SET PROBLEM
Tell how many lines have the string "горле" in them, and write nothing besides the number.

SUPPLIED RECORDS
• • • • •

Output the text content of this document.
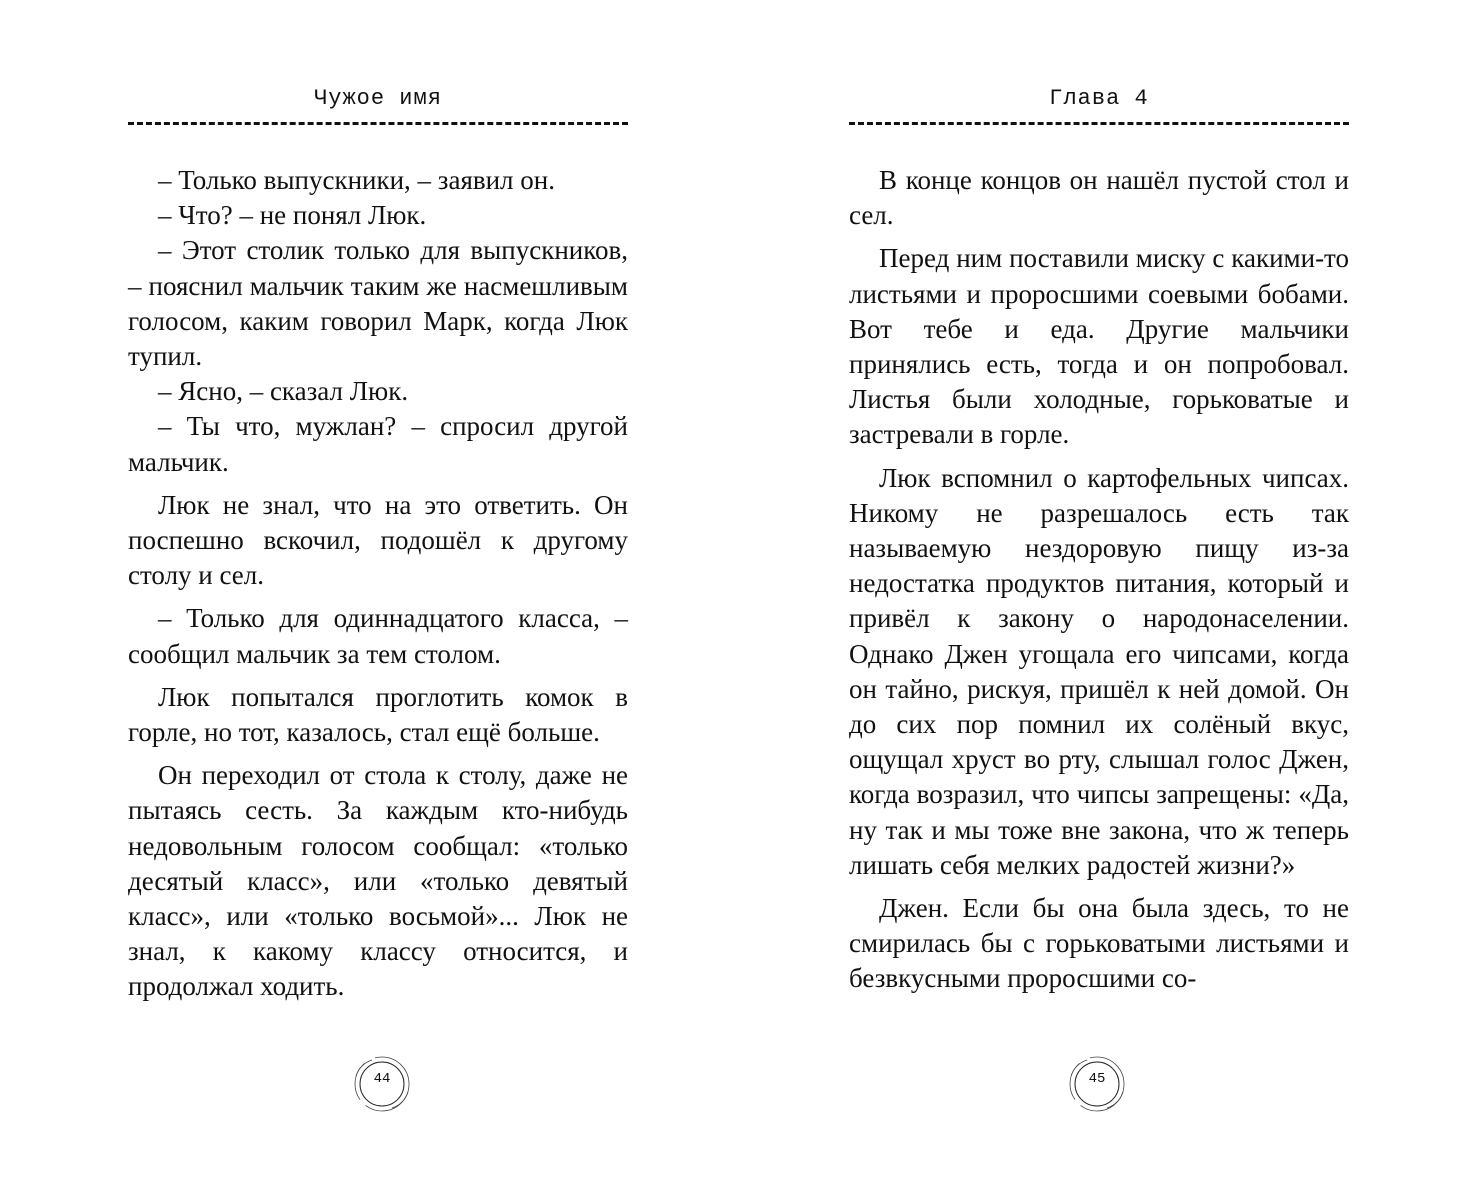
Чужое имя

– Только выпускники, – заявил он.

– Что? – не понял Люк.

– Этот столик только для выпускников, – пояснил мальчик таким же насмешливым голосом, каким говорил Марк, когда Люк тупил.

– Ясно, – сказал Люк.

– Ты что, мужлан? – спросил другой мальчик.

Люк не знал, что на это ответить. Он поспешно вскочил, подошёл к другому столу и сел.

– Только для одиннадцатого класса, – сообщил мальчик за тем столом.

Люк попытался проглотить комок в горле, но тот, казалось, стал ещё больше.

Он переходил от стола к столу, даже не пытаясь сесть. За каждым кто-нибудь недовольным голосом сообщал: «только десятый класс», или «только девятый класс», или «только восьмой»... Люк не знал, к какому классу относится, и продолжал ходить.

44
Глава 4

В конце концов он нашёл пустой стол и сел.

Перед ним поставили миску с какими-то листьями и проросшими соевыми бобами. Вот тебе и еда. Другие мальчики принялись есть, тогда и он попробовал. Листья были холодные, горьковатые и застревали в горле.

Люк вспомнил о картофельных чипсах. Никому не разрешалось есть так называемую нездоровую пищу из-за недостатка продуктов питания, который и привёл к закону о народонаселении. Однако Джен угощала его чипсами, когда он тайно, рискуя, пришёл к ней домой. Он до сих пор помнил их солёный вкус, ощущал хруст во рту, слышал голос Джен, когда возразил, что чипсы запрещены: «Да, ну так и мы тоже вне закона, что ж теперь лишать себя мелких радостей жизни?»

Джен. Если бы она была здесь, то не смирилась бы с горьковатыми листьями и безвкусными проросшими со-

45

• • • • •

COMPLETED TASK
2